[Recorded data]
────

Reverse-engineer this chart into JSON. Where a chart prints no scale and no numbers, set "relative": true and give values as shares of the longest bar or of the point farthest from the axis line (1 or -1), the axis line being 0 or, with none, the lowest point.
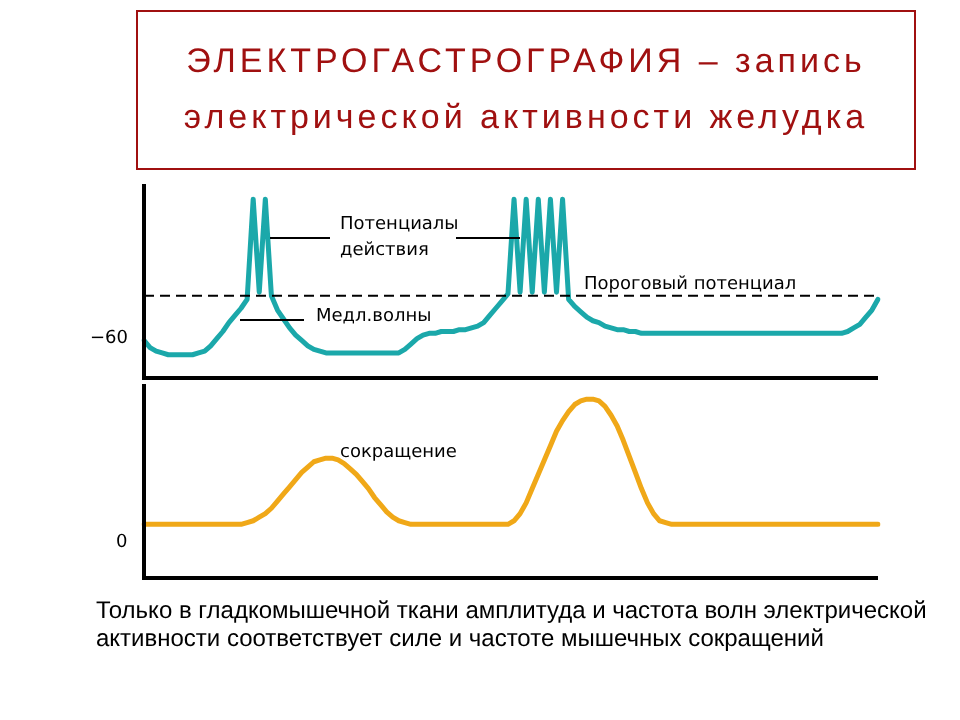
{
  "chart_data": [
    {
      "type": "line",
      "title": "ЭЛЕКТРОГАСТРОГРАФИЯ – запись электрической активности желудка",
      "relative": true,
      "categories": [
        null,
        null,
        null,
        null,
        null,
        null,
        null,
        null,
        null,
        null,
        null,
        null,
        null,
        null,
        null,
        null,
        null,
        null,
        null,
        null,
        null,
        null,
        null,
        null,
        null,
        null,
        null,
        null,
        null,
        null,
        null,
        null,
        null,
        null,
        null,
        null,
        null,
        null,
        null,
        null,
        null,
        null,
        null,
        null,
        null,
        null,
        null,
        null,
        null,
        null,
        null,
        null,
        null,
        null,
        null,
        null,
        null,
        null,
        null,
        null,
        null,
        null,
        null,
        null,
        null,
        null,
        null,
        null,
        null,
        null,
        null,
        null,
        null,
        null,
        null,
        null,
        null,
        null,
        null,
        null,
        null,
        null,
        null,
        null,
        null,
        null,
        null,
        null,
        null,
        null,
        null,
        null,
        null,
        null,
        null,
        null,
        null,
        null,
        null,
        null,
        null,
        null,
        null,
        null,
        null,
        null,
        null,
        null,
        null,
        null,
        null,
        null,
        null,
        null,
        null,
        null,
        null,
        null,
        null,
        null,
        null,
        null
      ],
      "series": [
        {
          "color": "#1ba8aa",
          "values": [
            0.21,
            0.17,
            0.15,
            0.14,
            0.13,
            0.13,
            0.13,
            0.13,
            0.13,
            0.14,
            0.15,
            0.18,
            0.22,
            0.26,
            0.31,
            0.35,
            0.39,
            0.44,
            1.0,
            0.48,
            1.0,
            0.46,
            0.38,
            0.33,
            0.28,
            0.24,
            0.21,
            0.18,
            0.16,
            0.15,
            0.14,
            0.14,
            0.14,
            0.14,
            0.14,
            0.14,
            0.14,
            0.14,
            0.14,
            0.14,
            0.14,
            0.14,
            0.14,
            0.16,
            0.19,
            0.22,
            0.24,
            0.25,
            0.25,
            0.26,
            0.26,
            0.26,
            0.27,
            0.27,
            0.28,
            0.29,
            0.31,
            0.35,
            0.39,
            0.43,
            0.47,
            1.0,
            0.48,
            1.0,
            0.48,
            1.0,
            0.48,
            1.0,
            0.48,
            1.0,
            0.44,
            0.4,
            0.37,
            0.34,
            0.32,
            0.31,
            0.29,
            0.28,
            0.27,
            0.27,
            0.26,
            0.26,
            0.25,
            0.25,
            0.25,
            0.25,
            0.25,
            0.25,
            0.25,
            0.25,
            0.25,
            0.25,
            0.25,
            0.25,
            0.25,
            0.25,
            0.25,
            0.25,
            0.25,
            0.25,
            0.25,
            0.25,
            0.25,
            0.25,
            0.25,
            0.25,
            0.25,
            0.25,
            0.25,
            0.25,
            0.25,
            0.25,
            0.25,
            0.25,
            0.25,
            0.25,
            0.26,
            0.28,
            0.3,
            0.34,
            0.38,
            0.44
          ]
        }
      ],
      "ref_lines": [
        {
          "axis": "y",
          "value": 0.46,
          "label": "Пороговый потенциал",
          "color": "#000000",
          "line_style": "dashed"
        }
      ],
      "annotations": [
        "Потенциалы действия",
        "Медл.волны",
        "−60"
      ]
    },
    {
      "type": "line",
      "relative": true,
      "categories": [
        null,
        null,
        null,
        null,
        null,
        null,
        null,
        null,
        null,
        null,
        null,
        null,
        null,
        null,
        null,
        null,
        null,
        null,
        null,
        null,
        null,
        null,
        null,
        null,
        null,
        null,
        null,
        null,
        null,
        null,
        null,
        null,
        null,
        null,
        null,
        null,
        null,
        null,
        null,
        null,
        null,
        null,
        null,
        null,
        null,
        null,
        null,
        null,
        null,
        null,
        null,
        null,
        null,
        null,
        null,
        null,
        null,
        null,
        null,
        null,
        null,
        null,
        null,
        null,
        null,
        null,
        null,
        null,
        null,
        null,
        null,
        null,
        null,
        null,
        null,
        null,
        null,
        null,
        null,
        null,
        null,
        null,
        null,
        null,
        null,
        null,
        null,
        null,
        null,
        null,
        null,
        null,
        null,
        null,
        null,
        null,
        null,
        null,
        null,
        null,
        null,
        null,
        null,
        null,
        null,
        null,
        null,
        null,
        null,
        null,
        null,
        null,
        null,
        null,
        null,
        null,
        null,
        null,
        null,
        null,
        null,
        null
      ],
      "series": [
        {
          "color": "#f0a818",
          "values": [
            0.3,
            0.3,
            0.3,
            0.3,
            0.3,
            0.3,
            0.3,
            0.3,
            0.3,
            0.3,
            0.3,
            0.3,
            0.3,
            0.3,
            0.3,
            0.3,
            0.3,
            0.31,
            0.32,
            0.34,
            0.36,
            0.39,
            0.43,
            0.47,
            0.51,
            0.55,
            0.59,
            0.62,
            0.65,
            0.66,
            0.67,
            0.67,
            0.66,
            0.64,
            0.61,
            0.58,
            0.54,
            0.5,
            0.45,
            0.41,
            0.37,
            0.34,
            0.32,
            0.31,
            0.3,
            0.3,
            0.3,
            0.3,
            0.3,
            0.3,
            0.3,
            0.3,
            0.3,
            0.3,
            0.3,
            0.3,
            0.3,
            0.3,
            0.3,
            0.3,
            0.3,
            0.32,
            0.36,
            0.42,
            0.5,
            0.58,
            0.66,
            0.74,
            0.82,
            0.88,
            0.93,
            0.97,
            0.99,
            1.0,
            1.0,
            0.99,
            0.96,
            0.91,
            0.85,
            0.77,
            0.68,
            0.59,
            0.5,
            0.42,
            0.36,
            0.32,
            0.31,
            0.3,
            0.3,
            0.3,
            0.3,
            0.3,
            0.3,
            0.3,
            0.3,
            0.3,
            0.3,
            0.3,
            0.3,
            0.3,
            0.3,
            0.3,
            0.3,
            0.3,
            0.3,
            0.3,
            0.3,
            0.3,
            0.3,
            0.3,
            0.3,
            0.3,
            0.3,
            0.3,
            0.3,
            0.3,
            0.3,
            0.3,
            0.3,
            0.3,
            0.3,
            0.3
          ]
        }
      ],
      "annotations": [
        "сокращение",
        "0",
        "Только в гладкомышечной ткани амплитуда и частота волн электрической активности соответствует силе и частоте мышечных сокращений"
      ]
    }
  ]
}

────

**PROBLEM TO SOLVE**.
Locate all lines that include the word "электрической" and copy them out.

**SOLUTION FOR THIS PROBLEM**.
      "title": "ЭЛЕКТРОГАСТРОГРАФИЯ – запись электрической активности желудка",
        "Только в гладкомышечной ткани амплитуда и частота волн электрической активности соответствует силе и частоте мышечных сокращений"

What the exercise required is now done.